▸ **Objective**
Return every line below in which "этого" appears.

▸ **Extracted records**
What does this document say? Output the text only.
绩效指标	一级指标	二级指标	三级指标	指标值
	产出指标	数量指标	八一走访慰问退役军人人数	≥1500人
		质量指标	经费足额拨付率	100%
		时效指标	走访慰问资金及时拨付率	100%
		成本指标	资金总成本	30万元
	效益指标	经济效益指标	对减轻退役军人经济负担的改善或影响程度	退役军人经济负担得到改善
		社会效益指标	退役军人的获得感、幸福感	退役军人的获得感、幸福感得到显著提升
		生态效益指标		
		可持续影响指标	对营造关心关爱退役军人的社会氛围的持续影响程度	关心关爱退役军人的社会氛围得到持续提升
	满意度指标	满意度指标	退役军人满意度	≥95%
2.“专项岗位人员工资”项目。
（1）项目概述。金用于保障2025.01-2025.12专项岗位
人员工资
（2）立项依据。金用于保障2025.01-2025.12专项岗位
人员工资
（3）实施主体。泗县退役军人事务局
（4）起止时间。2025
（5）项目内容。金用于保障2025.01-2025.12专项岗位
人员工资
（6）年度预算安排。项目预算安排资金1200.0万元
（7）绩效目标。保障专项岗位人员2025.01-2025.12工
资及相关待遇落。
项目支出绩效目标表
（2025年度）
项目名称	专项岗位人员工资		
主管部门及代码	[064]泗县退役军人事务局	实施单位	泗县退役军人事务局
...
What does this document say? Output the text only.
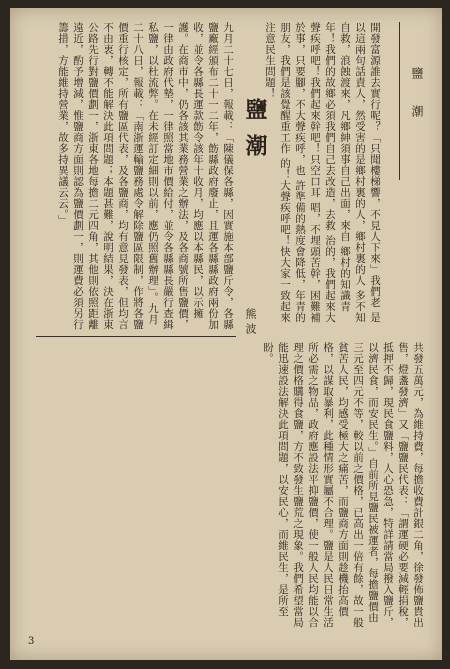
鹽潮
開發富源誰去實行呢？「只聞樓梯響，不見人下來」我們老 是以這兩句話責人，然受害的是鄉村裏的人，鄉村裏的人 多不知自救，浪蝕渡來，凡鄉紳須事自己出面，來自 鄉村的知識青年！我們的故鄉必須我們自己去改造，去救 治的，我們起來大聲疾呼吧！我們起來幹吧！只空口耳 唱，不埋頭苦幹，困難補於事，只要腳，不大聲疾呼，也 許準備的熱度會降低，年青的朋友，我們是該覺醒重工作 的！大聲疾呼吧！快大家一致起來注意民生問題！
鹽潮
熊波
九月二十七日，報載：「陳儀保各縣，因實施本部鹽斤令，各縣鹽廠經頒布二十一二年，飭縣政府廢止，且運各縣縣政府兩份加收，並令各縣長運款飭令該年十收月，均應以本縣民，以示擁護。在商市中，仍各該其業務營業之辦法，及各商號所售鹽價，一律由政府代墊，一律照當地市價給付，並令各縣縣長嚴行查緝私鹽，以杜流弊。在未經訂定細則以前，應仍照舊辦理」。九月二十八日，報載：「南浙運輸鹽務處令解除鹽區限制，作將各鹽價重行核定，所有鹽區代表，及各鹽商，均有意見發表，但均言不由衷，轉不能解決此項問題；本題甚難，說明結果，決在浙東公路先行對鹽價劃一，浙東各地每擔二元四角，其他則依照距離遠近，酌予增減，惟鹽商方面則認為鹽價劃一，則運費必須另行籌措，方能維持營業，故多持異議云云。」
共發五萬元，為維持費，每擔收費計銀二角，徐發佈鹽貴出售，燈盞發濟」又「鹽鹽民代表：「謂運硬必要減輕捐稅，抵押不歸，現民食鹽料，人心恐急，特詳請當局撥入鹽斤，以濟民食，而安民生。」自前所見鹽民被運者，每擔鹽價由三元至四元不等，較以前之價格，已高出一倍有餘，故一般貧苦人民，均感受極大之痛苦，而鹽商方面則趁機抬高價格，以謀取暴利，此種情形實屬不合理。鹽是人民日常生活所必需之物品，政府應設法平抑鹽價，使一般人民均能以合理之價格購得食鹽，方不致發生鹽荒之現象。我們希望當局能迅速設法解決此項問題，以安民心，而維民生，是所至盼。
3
--
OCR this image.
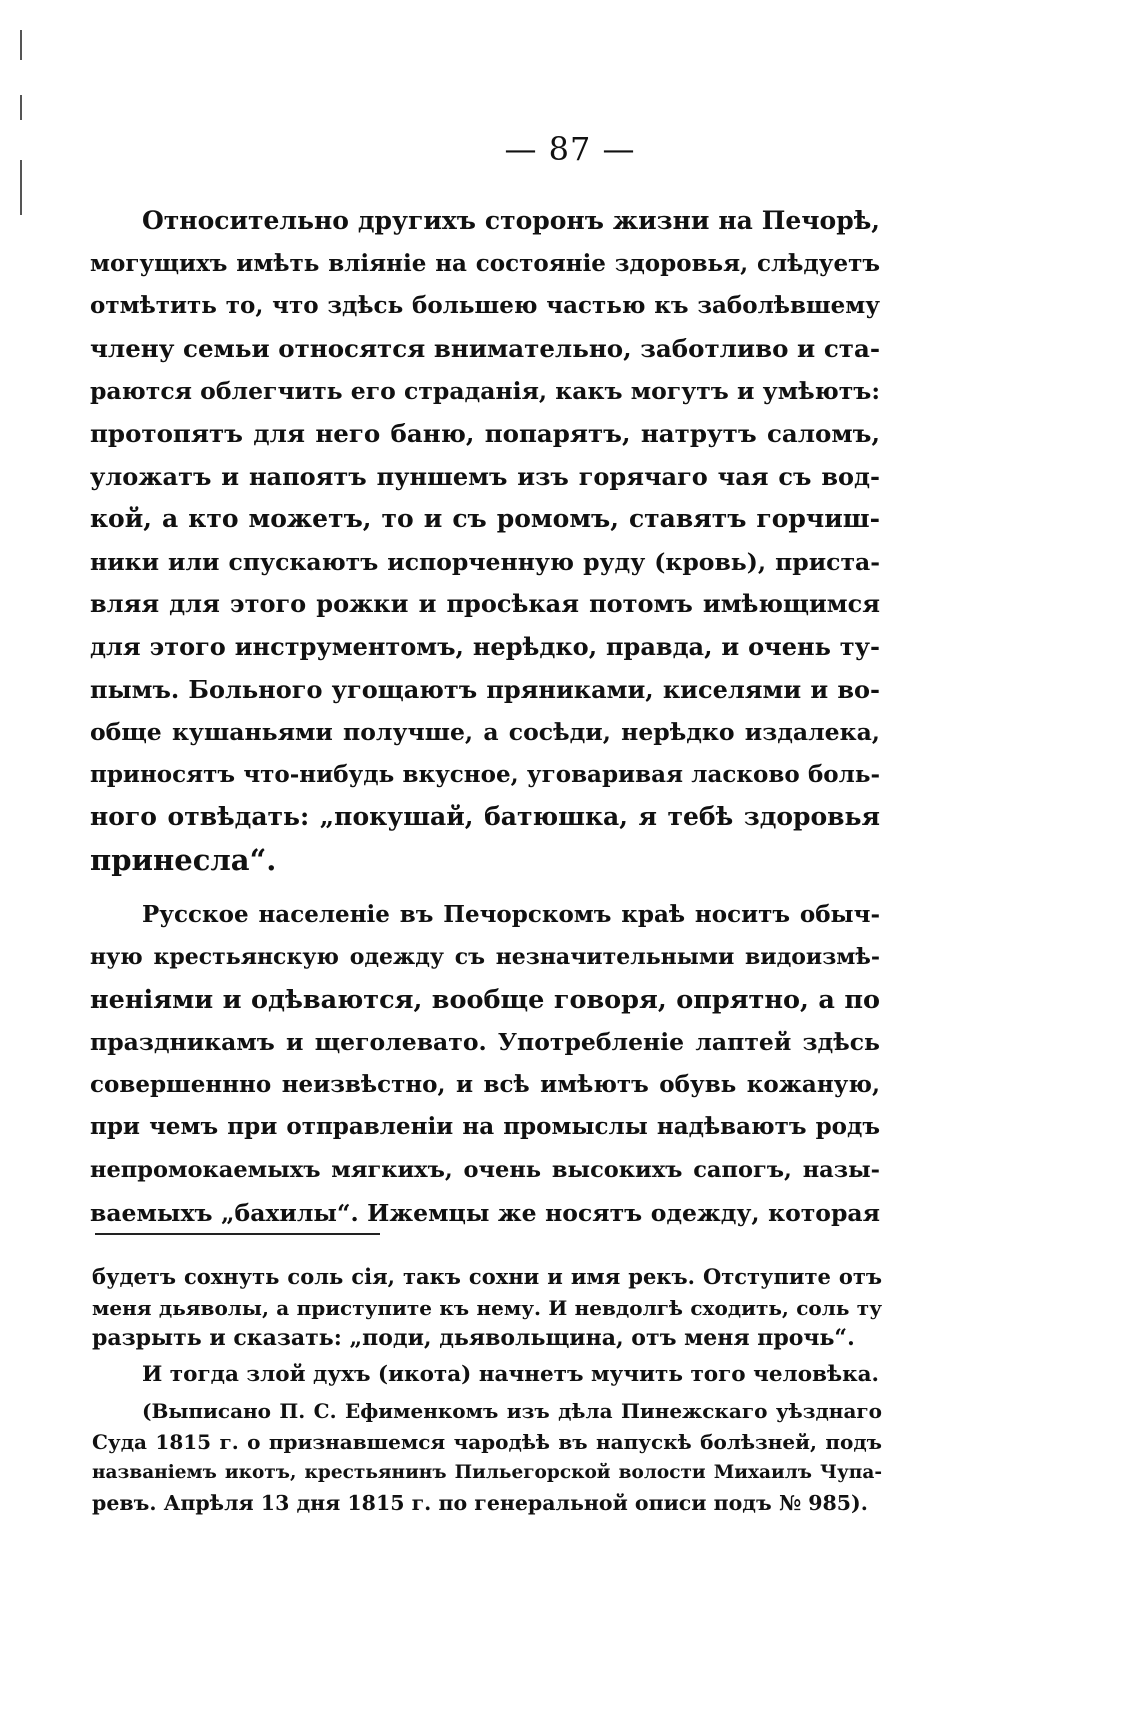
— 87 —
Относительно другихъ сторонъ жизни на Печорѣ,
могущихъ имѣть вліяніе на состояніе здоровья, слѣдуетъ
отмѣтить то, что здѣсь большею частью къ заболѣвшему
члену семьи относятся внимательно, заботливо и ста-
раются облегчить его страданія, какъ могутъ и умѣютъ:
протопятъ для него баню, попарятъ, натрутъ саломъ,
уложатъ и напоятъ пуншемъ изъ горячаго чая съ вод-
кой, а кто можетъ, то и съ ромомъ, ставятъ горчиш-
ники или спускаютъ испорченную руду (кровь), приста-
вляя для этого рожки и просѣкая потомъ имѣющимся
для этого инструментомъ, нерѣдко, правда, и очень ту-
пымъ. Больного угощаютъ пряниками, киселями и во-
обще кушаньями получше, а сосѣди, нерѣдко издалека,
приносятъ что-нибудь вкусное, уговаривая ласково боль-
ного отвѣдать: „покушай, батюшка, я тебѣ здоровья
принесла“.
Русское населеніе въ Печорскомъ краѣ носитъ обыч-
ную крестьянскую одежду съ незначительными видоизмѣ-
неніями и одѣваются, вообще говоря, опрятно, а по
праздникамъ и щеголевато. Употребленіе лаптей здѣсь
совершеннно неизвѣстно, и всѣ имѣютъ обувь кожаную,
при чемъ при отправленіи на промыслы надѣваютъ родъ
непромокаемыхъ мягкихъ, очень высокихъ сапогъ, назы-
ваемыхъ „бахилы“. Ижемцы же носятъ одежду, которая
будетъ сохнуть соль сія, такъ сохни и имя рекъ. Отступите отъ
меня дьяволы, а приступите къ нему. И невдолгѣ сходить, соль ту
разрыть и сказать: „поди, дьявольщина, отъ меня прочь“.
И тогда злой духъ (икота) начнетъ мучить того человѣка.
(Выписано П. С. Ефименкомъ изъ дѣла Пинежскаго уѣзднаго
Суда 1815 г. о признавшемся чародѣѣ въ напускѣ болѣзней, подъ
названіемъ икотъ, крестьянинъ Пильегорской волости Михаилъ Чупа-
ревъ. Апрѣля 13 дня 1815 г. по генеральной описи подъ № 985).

▸ **Output of the task**
вляя для этого рожки и просѣкая потомъ имѣющимся
для этого инструментомъ, нерѣдко, правда, и очень ту-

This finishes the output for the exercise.